### Aim:
Reproduce the material exactly, omitting nothing.
※ ※ ※
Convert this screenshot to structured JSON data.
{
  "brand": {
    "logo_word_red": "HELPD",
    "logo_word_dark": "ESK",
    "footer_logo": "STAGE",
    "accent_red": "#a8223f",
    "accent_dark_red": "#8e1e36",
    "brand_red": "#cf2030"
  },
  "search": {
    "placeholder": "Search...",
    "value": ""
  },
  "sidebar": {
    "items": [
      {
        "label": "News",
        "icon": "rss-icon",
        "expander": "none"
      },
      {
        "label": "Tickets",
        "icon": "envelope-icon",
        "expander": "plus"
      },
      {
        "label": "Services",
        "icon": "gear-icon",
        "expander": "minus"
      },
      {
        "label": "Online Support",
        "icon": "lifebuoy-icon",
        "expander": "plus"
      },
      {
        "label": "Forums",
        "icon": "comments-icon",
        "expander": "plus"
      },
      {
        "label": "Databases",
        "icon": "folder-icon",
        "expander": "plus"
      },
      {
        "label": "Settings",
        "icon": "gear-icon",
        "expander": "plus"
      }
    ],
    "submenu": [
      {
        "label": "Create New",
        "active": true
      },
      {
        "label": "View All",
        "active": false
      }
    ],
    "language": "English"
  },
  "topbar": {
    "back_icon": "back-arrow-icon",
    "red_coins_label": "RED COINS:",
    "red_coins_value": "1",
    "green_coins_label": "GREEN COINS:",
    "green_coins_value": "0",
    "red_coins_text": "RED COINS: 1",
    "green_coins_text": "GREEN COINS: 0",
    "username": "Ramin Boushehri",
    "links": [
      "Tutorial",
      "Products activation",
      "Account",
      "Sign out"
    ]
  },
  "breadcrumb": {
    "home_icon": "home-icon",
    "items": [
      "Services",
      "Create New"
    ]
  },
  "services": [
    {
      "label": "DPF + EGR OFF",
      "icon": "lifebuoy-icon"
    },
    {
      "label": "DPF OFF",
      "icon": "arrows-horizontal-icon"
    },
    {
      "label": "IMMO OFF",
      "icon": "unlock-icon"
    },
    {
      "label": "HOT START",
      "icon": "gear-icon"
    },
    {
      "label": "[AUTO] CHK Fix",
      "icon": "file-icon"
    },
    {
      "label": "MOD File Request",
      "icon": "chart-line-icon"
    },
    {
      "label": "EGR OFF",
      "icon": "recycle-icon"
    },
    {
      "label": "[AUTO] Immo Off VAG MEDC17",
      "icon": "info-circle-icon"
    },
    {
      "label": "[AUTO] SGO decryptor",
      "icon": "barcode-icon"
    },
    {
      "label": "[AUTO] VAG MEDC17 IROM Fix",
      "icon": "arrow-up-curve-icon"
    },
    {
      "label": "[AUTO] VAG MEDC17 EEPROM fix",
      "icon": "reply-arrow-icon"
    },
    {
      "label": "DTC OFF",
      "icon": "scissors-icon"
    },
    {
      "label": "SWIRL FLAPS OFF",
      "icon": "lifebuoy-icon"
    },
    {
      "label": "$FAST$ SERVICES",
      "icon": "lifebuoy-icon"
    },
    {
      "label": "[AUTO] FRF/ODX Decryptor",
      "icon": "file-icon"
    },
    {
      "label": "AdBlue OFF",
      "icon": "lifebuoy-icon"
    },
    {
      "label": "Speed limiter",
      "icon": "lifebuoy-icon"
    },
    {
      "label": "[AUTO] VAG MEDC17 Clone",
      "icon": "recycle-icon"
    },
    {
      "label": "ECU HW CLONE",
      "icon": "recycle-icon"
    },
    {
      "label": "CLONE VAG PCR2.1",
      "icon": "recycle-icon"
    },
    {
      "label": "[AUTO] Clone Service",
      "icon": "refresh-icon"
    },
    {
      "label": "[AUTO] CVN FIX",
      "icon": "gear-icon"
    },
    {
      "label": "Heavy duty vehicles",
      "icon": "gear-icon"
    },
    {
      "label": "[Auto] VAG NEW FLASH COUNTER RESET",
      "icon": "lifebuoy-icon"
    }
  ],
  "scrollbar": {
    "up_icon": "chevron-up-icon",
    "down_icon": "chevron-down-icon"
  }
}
※ ※ ※
### Result of the task:
Convert this screenshot to structured JSON data.
{
  "brand": {
    "logo_word_red": "HELPD",
    "logo_word_dark": "ESK",
    "footer_logo": "STAGE",
    "accent_red": "#a8223f",
    "accent_dark_red": "#8e1e36",
    "brand_red": "#cf2030"
  },
  "search": {
    "placeholder": "Search...",
    "value": ""
  },
  "sidebar": {
    "items": [
      {
        "label": "News",
        "icon": "rss-icon",
        "expander": "none"
      },
      {
        "label": "Tickets",
        "icon": "envelope-icon",
        "expander": "plus"
      },
      {
        "label": "Services",
        "icon": "gear-icon",
        "expander": "minus"
      },
      {
        "label": "Online Support",
        "icon": "lifebuoy-icon",
        "expander": "plus"
      },
      {
        "label": "Forums",
        "icon": "comments-icon",
        "expander": "plus"
      },
      {
        "label": "Databases",
        "icon": "folder-icon",
        "expander": "plus"
      },
      {
        "label": "Settings",
        "icon": "gear-icon",
        "expander": "plus"
      }
    ],
    "submenu": [
      {
        "label": "Create New",
        "active": true
      },
      {
        "label": "View All",
        "active": false
      }
    ],
    "language": "English"
  },
  "topbar": {
    "back_icon": "back-arrow-icon",
    "red_coins_label": "RED COINS:",
    "red_coins_value": "1",
    "green_coins_label": "GREEN COINS:",
    "green_coins_value": "0",
    "red_coins_text": "RED COINS: 1",
    "green_coins_text": "GREEN COINS: 0",
    "username": "Ramin Boushehri",
    "links": [
      "Tutorial",
      "Products activation",
      "Account",
      "Sign out"
    ]
  },
  "breadcrumb": {
    "home_icon": "home-icon",
    "items": [
      "Services",
      "Create New"
    ]
  },
  "services": [
    {
      "label": "DPF + EGR OFF",
      "icon": "lifebuoy-icon"
    },
    {
      "label": "DPF OFF",
      "icon": "arrows-horizontal-icon"
    },
    {
      "label": "IMMO OFF",
      "icon": "unlock-icon"
    },
    {
      "label": "HOT START",
      "icon": "gear-icon"
    },
    {
      "label": "[AUTO] CHK Fix",
      "icon": "file-icon"
    },
    {
      "label": "MOD File Request",
      "icon": "chart-line-icon"
    },
    {
      "label": "EGR OFF",
      "icon": "recycle-icon"
    },
    {
      "label": "[AUTO] Immo Off VAG MEDC17",
      "icon": "info-circle-icon"
    },
    {
      "label": "[AUTO] SGO decryptor",
      "icon": "barcode-icon"
    },
    {
      "label": "[AUTO] VAG MEDC17 IROM Fix",
      "icon": "arrow-up-curve-icon"
    },
    {
      "label": "[AUTO] VAG MEDC17 EEPROM fix",
      "icon": "reply-arrow-icon"
    },
    {
      "label": "DTC OFF",
      "icon": "scissors-icon"
    },
    {
      "label": "SWIRL FLAPS OFF",
      "icon": "lifebuoy-icon"
    },
    {
      "label": "$FAST$ SERVICES",
      "icon": "lifebuoy-icon"
    },
    {
      "label": "[AUTO] FRF/ODX Decryptor",
      "icon": "file-icon"
    },
    {
      "label": "AdBlue OFF",
      "icon": "lifebuoy-icon"
    },
    {
      "label": "Speed limiter",
      "icon": "lifebuoy-icon"
    },
    {
      "label": "[AUTO] VAG MEDC17 Clone",
      "icon": "recycle-icon"
    },
    {
      "label": "ECU HW CLONE",
      "icon": "recycle-icon"
    },
    {
      "label": "CLONE VAG PCR2.1",
      "icon": "recycle-icon"
    },
    {
      "label": "[AUTO] Clone Service",
      "icon": "refresh-icon"
    },
    {
      "label": "[AUTO] CVN FIX",
      "icon": "gear-icon"
    },
    {
      "label": "Heavy duty vehicles",
      "icon": "gear-icon"
    },
    {
      "label": "[Auto] VAG NEW FLASH COUNTER RESET",
      "icon": "lifebuoy-icon"
    }
  ],
  "scrollbar": {
    "up_icon": "chevron-up-icon",
    "down_icon": "chevron-down-icon"
  }
}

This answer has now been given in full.